(Lines of data)
— start —
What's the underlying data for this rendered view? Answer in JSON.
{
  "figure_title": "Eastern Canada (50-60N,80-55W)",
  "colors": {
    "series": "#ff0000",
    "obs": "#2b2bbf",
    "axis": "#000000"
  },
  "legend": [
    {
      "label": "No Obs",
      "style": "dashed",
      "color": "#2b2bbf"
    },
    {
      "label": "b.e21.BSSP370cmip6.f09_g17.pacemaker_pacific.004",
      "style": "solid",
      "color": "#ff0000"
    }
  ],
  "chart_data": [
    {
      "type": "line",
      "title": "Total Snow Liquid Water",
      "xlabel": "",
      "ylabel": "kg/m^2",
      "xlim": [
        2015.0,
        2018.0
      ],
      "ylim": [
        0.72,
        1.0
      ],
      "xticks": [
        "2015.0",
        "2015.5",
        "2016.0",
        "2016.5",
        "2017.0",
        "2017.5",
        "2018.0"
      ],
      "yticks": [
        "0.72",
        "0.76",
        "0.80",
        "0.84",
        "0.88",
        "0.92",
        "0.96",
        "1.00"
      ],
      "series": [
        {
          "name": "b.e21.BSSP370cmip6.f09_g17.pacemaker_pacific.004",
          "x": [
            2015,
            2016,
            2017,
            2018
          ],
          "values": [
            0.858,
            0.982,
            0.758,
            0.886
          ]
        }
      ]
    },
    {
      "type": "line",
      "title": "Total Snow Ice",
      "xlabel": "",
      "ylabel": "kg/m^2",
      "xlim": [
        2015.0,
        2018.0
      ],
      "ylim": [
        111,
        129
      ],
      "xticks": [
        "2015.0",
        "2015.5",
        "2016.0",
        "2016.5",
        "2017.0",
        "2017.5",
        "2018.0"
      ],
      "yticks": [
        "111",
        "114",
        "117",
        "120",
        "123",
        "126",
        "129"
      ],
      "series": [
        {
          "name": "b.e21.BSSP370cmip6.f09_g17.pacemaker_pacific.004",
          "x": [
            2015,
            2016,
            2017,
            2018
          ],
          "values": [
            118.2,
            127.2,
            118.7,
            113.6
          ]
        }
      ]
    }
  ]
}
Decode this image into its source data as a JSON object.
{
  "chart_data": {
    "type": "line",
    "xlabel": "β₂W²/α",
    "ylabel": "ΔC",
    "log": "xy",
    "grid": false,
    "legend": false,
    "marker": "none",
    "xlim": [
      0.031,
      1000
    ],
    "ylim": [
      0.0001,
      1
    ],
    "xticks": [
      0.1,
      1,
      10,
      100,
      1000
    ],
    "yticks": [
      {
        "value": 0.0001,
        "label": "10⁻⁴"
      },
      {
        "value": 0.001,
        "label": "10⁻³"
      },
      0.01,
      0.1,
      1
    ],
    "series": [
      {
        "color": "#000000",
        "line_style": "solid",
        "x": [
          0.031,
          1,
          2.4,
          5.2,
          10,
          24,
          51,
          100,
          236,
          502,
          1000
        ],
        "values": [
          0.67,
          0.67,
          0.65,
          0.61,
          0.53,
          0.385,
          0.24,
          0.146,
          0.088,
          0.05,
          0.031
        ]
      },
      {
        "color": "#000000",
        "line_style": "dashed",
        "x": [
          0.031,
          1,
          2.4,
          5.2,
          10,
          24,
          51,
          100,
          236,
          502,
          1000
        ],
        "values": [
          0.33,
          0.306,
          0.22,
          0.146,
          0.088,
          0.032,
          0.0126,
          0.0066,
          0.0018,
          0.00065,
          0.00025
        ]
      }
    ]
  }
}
— end —
> DESCRIPTION OF THE TASK
Identify the lines that contain the string "Snow", and copy every one of them.

> FINISHED TASK
      "title": "Total Snow Liquid Water",
      "title": "Total Snow Ice",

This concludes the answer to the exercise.